--- What needs to be done ---
Restate the full set of records exactly, without adding or dropping a word.

--- Input for this task ---
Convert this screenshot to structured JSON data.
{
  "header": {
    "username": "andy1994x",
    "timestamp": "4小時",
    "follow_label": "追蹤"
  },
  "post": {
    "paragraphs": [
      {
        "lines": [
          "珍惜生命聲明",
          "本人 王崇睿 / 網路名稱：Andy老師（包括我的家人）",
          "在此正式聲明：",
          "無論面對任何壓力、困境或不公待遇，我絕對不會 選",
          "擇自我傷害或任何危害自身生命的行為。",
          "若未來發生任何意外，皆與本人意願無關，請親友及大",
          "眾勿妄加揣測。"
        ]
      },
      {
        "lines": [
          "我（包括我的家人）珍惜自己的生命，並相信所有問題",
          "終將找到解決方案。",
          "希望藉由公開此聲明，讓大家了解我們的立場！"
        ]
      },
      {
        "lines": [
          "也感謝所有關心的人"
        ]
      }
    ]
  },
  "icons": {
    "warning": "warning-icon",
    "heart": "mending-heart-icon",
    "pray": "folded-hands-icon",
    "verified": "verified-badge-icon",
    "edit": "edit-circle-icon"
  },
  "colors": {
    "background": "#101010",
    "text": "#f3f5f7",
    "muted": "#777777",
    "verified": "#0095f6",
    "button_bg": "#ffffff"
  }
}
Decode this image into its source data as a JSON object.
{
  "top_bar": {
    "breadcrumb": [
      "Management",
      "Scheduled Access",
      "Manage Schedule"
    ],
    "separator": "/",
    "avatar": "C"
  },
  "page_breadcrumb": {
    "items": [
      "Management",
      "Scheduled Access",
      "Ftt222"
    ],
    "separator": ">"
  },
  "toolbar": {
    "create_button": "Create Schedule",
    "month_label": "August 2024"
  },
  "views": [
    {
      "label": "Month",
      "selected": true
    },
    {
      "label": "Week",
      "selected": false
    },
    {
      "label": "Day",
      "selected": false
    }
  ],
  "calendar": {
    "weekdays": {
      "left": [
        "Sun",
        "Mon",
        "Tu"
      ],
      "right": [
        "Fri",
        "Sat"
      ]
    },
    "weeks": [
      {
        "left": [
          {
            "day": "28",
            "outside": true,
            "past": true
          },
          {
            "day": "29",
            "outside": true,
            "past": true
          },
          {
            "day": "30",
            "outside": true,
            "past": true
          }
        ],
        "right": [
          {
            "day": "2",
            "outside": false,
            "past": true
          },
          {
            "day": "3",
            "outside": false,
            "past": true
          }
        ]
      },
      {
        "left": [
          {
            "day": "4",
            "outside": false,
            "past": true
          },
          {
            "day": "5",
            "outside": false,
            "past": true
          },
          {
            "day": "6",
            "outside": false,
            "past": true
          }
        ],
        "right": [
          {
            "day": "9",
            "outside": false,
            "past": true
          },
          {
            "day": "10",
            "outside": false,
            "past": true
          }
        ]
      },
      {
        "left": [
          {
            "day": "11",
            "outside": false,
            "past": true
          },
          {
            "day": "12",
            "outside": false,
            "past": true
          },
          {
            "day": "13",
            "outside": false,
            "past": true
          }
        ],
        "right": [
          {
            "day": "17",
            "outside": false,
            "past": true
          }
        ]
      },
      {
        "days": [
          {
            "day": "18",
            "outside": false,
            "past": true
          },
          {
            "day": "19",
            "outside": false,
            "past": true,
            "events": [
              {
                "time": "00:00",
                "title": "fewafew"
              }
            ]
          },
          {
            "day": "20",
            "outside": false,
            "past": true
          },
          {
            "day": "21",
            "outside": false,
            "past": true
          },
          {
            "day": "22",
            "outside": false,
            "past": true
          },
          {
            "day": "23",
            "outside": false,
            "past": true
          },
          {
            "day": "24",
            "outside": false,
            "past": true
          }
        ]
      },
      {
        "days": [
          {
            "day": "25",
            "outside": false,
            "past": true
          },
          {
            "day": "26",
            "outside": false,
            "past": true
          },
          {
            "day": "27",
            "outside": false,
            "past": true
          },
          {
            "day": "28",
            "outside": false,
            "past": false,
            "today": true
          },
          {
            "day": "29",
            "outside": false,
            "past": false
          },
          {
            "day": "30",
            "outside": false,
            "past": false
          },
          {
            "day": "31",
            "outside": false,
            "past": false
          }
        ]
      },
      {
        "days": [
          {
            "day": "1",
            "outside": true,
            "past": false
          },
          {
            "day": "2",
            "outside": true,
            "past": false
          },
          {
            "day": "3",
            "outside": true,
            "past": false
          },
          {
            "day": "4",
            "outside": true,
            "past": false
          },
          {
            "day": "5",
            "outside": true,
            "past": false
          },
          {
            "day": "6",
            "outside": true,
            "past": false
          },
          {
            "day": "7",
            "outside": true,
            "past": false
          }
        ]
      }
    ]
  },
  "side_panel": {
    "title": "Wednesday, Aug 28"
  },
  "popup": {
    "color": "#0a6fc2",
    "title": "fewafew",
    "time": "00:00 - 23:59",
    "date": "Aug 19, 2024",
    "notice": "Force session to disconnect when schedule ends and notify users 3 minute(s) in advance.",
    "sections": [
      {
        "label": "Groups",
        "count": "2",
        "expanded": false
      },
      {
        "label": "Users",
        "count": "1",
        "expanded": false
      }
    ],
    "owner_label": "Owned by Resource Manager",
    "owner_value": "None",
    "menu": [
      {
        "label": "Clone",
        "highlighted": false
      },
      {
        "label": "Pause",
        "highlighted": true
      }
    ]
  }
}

--- Solution ---
Convert this screenshot to structured JSON data.
{
  "header": {
    "username": "andy1994x",
    "timestamp": "4小時",
    "follow_label": "追蹤"
  },
  "post": {
    "paragraphs": [
      {
        "lines": [
          "珍惜生命聲明",
          "本人 王崇睿 / 網路名稱：Andy老師（包括我的家人）",
          "在此正式聲明：",
          "無論面對任何壓力、困境或不公待遇，我絕對不會 選",
          "擇自我傷害或任何危害自身生命的行為。",
          "若未來發生任何意外，皆與本人意願無關，請親友及大",
          "眾勿妄加揣測。"
        ]
      },
      {
        "lines": [
          "我（包括我的家人）珍惜自己的生命，並相信所有問題",
          "終將找到解決方案。",
          "希望藉由公開此聲明，讓大家了解我們的立場！"
        ]
      },
      {
        "lines": [
          "也感謝所有關心的人"
        ]
      }
    ]
  },
  "icons": {
    "warning": "warning-icon",
    "heart": "mending-heart-icon",
    "pray": "folded-hands-icon",
    "verified": "verified-badge-icon",
    "edit": "edit-circle-icon"
  },
  "colors": {
    "background": "#101010",
    "text": "#f3f5f7",
    "muted": "#777777",
    "verified": "#0095f6",
    "button_bg": "#ffffff"
  }
}
Decode this image into its source data as a JSON object.
{
  "top_bar": {
    "breadcrumb": [
      "Management",
      "Scheduled Access",
      "Manage Schedule"
    ],
    "separator": "/",
    "avatar": "C"
  },
  "page_breadcrumb": {
    "items": [
      "Management",
      "Scheduled Access",
      "Ftt222"
    ],
    "separator": ">"
  },
  "toolbar": {
    "create_button": "Create Schedule",
    "month_label": "August 2024"
  },
  "views": [
    {
      "label": "Month",
      "selected": true
    },
    {
      "label": "Week",
      "selected": false
    },
    {
      "label": "Day",
      "selected": false
    }
  ],
  "calendar": {
    "weekdays": {
      "left": [
        "Sun",
        "Mon",
        "Tu"
      ],
      "right": [
        "Fri",
        "Sat"
      ]
    },
    "weeks": [
      {
        "left": [
          {
            "day": "28",
            "outside": true,
            "past": true
          },
          {
            "day": "29",
            "outside": true,
            "past": true
          },
          {
            "day": "30",
            "outside": true,
            "past": true
          }
        ],
        "right": [
          {
            "day": "2",
            "outside": false,
            "past": true
          },
          {
            "day": "3",
            "outside": false,
            "past": true
          }
        ]
      },
      {
        "left": [
          {
            "day": "4",
            "outside": false,
            "past": true
          },
          {
            "day": "5",
            "outside": false,
            "past": true
          },
          {
            "day": "6",
            "outside": false,
            "past": true
          }
        ],
        "right": [
          {
            "day": "9",
            "outside": false,
            "past": true
          },
          {
            "day": "10",
            "outside": false,
            "past": true
          }
        ]
      },
      {
        "left": [
          {
            "day": "11",
            "outside": false,
            "past": true
          },
          {
            "day": "12",
            "outside": false,
            "past": true
          },
          {
            "day": "13",
            "outside": false,
            "past": true
          }
        ],
        "right": [
          {
            "day": "17",
            "outside": false,
            "past": true
          }
        ]
      },
      {
        "days": [
          {
            "day": "18",
            "outside": false,
            "past": true
          },
          {
            "day": "19",
            "outside": false,
            "past": true,
            "events": [
              {
                "time": "00:00",
                "title": "fewafew"
              }
            ]
          },
          {
            "day": "20",
            "outside": false,
            "past": true
          },
          {
            "day": "21",
            "outside": false,
            "past": true
          },
          {
            "day": "22",
            "outside": false,
            "past": true
          },
          {
            "day": "23",
            "outside": false,
            "past": true
          },
          {
            "day": "24",
            "outside": false,
            "past": true
          }
        ]
      },
      {
        "days": [
          {
            "day": "25",
            "outside": false,
            "past": true
          },
          {
            "day": "26",
            "outside": false,
            "past": true
          },
          {
            "day": "27",
            "outside": false,
            "past": true
          },
          {
            "day": "28",
            "outside": false,
            "past": false,
            "today": true
          },
          {
            "day": "29",
            "outside": false,
            "past": false
          },
          {
            "day": "30",
            "outside": false,
            "past": false
          },
          {
            "day": "31",
            "outside": false,
            "past": false
          }
        ]
      },
      {
        "days": [
          {
            "day": "1",
            "outside": true,
            "past": false
          },
          {
            "day": "2",
            "outside": true,
            "past": false
          },
          {
            "day": "3",
            "outside": true,
            "past": false
          },
          {
            "day": "4",
            "outside": true,
            "past": false
          },
          {
            "day": "5",
            "outside": true,
            "past": false
          },
          {
            "day": "6",
            "outside": true,
            "past": false
          },
          {
            "day": "7",
            "outside": true,
            "past": false
          }
        ]
      }
    ]
  },
  "side_panel": {
    "title": "Wednesday, Aug 28"
  },
  "popup": {
    "color": "#0a6fc2",
    "title": "fewafew",
    "time": "00:00 - 23:59",
    "date": "Aug 19, 2024",
    "notice": "Force session to disconnect when schedule ends and notify users 3 minute(s) in advance.",
    "sections": [
      {
        "label": "Groups",
        "count": "2",
        "expanded": false
      },
      {
        "label": "Users",
        "count": "1",
        "expanded": false
      }
    ],
    "owner_label": "Owned by Resource Manager",
    "owner_value": "None",
    "menu": [
      {
        "label": "Clone",
        "highlighted": false
      },
      {
        "label": "Pause",
        "highlighted": true
      }
    ]
  }
}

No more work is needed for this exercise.